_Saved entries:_
※

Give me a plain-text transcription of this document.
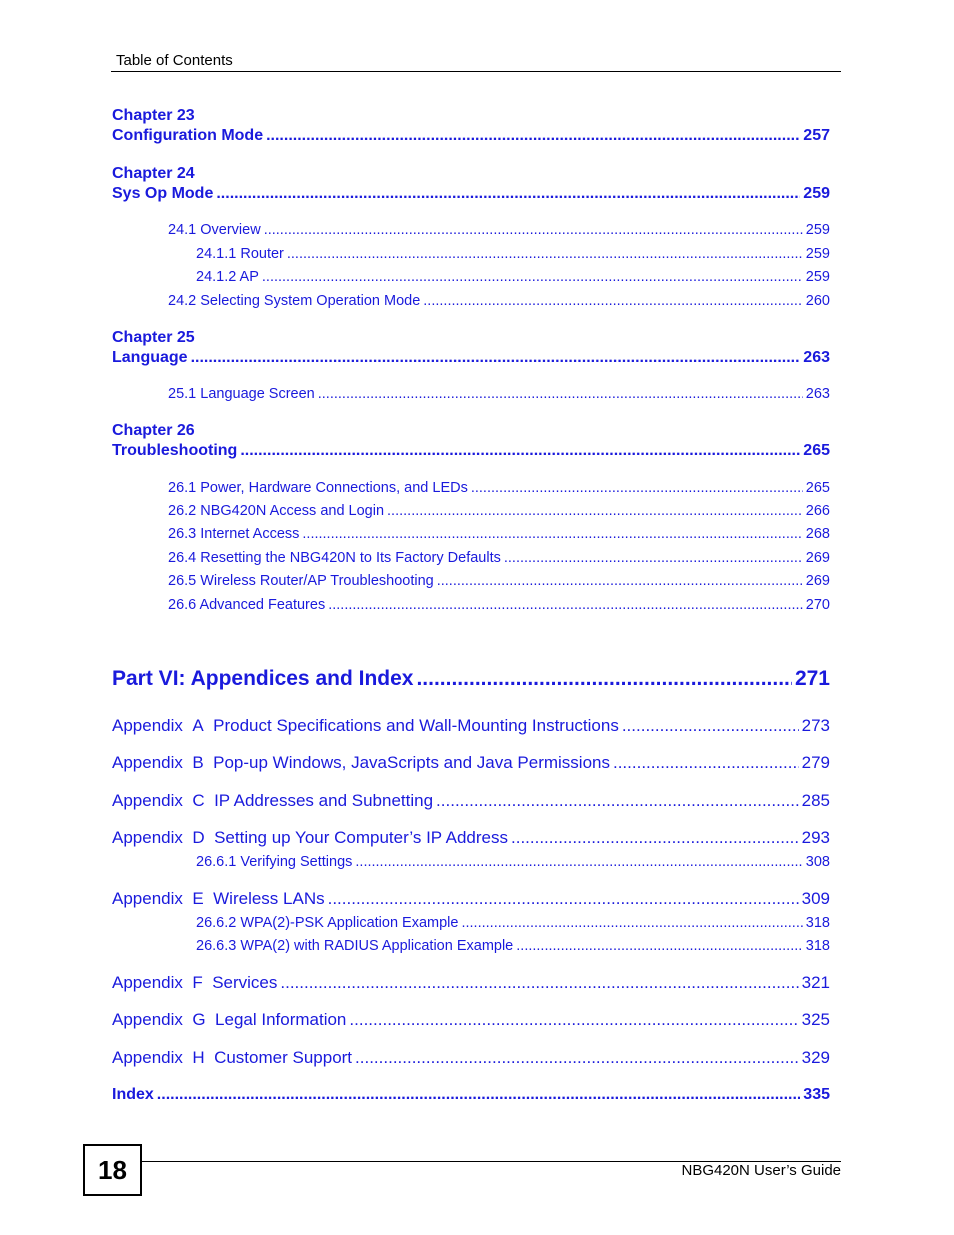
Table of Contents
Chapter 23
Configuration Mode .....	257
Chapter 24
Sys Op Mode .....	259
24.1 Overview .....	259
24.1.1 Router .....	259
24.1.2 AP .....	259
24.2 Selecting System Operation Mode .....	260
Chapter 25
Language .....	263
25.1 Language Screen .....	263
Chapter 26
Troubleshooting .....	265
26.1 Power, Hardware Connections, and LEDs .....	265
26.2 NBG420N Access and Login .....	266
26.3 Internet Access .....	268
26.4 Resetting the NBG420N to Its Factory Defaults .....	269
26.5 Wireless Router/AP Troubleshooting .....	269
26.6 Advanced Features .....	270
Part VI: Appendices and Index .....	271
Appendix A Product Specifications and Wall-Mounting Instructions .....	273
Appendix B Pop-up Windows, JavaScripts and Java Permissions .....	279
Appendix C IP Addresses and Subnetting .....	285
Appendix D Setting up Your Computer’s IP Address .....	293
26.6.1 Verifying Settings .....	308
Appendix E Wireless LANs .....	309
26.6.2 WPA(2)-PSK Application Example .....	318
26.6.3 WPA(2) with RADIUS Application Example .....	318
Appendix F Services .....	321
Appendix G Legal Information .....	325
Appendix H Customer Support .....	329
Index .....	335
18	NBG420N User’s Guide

※

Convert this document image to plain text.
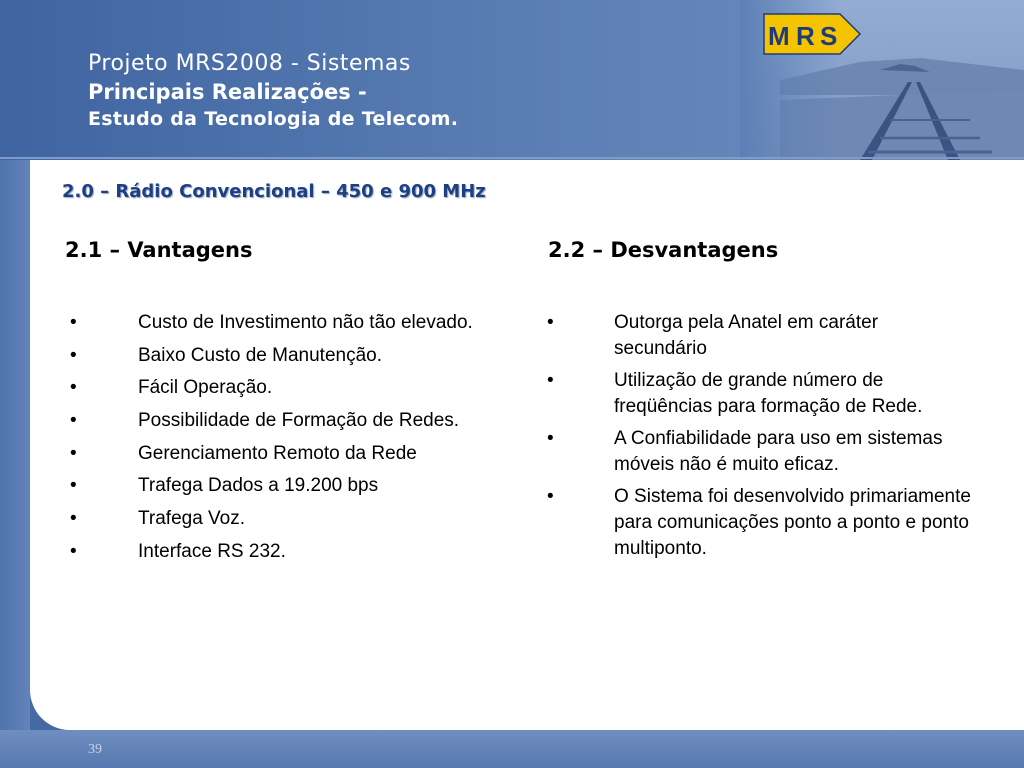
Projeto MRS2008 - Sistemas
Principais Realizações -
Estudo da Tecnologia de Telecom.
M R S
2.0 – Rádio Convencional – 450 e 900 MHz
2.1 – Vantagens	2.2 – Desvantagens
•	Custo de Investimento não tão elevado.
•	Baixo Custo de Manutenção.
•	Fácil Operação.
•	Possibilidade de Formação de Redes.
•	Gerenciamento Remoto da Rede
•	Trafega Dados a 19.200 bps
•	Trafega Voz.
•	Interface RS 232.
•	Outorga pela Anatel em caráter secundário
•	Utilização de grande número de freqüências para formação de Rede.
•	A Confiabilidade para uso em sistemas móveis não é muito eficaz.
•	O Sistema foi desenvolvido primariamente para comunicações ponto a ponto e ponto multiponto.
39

※

_Stated exercise:_
Using the records above, pull out each line where the word "Example" occurs.

_Response for this exercise:_
26.6.2 WPA(2)-PSK Application Example .....	318
26.6.3 WPA(2) with RADIUS Application Example .....	318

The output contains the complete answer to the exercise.